> [Work to complete]:
In the records below, find each line with the word "this" and copy it.
───── Material for the task ─────
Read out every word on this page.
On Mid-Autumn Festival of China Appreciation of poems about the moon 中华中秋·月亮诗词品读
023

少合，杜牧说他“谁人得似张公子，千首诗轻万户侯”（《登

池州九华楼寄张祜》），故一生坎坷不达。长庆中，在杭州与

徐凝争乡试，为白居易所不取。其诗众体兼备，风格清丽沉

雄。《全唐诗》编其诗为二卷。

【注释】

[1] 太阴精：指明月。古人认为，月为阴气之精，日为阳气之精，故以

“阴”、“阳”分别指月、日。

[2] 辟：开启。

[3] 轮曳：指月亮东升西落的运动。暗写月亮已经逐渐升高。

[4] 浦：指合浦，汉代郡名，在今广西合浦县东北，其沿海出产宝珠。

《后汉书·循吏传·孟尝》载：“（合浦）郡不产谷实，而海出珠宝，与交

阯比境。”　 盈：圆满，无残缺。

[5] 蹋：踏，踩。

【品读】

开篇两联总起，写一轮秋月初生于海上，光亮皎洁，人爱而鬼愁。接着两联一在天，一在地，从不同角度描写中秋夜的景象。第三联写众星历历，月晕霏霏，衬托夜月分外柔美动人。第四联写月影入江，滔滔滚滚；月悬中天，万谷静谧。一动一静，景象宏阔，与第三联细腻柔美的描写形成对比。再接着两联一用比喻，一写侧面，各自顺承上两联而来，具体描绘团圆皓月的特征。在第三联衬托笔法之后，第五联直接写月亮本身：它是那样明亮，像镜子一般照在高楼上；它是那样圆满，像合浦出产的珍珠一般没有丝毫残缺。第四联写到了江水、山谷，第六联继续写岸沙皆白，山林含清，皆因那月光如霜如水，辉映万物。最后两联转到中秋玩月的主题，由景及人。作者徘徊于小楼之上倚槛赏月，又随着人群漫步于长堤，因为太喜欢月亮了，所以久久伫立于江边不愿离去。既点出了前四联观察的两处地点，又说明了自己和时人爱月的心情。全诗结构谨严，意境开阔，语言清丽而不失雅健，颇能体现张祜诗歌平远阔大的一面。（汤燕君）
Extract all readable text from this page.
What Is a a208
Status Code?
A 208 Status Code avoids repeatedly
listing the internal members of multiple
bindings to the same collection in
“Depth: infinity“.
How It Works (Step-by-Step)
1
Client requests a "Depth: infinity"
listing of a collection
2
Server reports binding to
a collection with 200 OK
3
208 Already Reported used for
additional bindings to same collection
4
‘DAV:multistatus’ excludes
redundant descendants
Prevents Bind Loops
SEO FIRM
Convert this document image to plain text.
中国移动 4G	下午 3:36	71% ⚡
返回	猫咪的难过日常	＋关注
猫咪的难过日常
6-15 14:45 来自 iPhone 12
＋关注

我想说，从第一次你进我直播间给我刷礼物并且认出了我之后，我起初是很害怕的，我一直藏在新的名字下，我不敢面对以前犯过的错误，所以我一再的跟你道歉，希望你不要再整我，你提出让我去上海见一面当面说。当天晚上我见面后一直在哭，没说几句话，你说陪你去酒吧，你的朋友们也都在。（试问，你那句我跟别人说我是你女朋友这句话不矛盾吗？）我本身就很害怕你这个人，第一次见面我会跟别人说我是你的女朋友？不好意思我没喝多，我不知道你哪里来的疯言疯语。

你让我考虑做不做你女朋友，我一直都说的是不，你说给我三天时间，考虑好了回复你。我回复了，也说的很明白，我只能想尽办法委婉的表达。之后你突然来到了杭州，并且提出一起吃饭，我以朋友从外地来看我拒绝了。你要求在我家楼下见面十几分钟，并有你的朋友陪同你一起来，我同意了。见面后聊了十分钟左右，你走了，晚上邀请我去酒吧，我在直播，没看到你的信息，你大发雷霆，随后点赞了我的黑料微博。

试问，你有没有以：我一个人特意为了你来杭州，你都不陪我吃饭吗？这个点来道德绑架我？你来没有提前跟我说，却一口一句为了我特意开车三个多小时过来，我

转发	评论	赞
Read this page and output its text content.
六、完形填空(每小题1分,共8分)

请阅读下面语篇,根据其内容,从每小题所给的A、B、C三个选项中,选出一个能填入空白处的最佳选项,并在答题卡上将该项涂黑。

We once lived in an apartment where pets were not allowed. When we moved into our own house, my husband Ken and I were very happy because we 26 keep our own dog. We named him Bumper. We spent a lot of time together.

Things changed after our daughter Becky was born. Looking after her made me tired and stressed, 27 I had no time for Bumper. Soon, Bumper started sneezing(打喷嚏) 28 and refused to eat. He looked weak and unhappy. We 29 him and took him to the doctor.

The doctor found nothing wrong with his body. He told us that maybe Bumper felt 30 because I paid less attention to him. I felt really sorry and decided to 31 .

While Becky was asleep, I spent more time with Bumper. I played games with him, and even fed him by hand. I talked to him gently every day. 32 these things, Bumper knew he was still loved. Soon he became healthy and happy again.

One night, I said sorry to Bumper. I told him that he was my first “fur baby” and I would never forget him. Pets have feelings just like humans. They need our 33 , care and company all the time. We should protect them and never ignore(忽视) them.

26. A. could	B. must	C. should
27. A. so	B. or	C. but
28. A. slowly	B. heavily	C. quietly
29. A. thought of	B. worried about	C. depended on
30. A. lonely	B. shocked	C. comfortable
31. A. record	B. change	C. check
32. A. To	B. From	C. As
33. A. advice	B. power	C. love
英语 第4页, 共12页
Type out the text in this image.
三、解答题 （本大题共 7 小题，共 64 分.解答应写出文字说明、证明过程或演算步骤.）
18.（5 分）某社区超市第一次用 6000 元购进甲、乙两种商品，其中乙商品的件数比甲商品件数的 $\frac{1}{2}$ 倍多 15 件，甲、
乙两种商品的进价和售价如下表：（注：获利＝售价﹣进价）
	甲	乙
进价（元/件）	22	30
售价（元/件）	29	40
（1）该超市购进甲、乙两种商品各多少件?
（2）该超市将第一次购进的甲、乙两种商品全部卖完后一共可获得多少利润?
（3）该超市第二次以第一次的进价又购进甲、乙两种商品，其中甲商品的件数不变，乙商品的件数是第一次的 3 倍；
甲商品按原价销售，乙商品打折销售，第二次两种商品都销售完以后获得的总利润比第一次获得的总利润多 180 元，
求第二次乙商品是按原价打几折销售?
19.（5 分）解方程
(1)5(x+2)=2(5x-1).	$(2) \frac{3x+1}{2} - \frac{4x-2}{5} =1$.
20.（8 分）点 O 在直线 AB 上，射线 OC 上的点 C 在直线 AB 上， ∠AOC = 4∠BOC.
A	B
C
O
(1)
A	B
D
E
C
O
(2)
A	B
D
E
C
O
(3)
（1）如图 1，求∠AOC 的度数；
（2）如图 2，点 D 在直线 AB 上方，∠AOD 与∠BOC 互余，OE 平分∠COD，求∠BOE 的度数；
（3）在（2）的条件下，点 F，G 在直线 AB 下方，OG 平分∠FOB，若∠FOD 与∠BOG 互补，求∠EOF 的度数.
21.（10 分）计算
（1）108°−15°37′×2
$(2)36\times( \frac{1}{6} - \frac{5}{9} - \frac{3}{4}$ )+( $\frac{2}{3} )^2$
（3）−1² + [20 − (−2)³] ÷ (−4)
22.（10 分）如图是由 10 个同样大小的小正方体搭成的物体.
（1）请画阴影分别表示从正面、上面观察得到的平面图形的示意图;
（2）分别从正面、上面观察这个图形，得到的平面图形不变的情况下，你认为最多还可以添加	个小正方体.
─────
> [Reply to the task]:
Read out every word on this page.
Extract all readable text from this page.
Convert this document image to plain text.
Read this page and output its text content.
Type out the text in this image.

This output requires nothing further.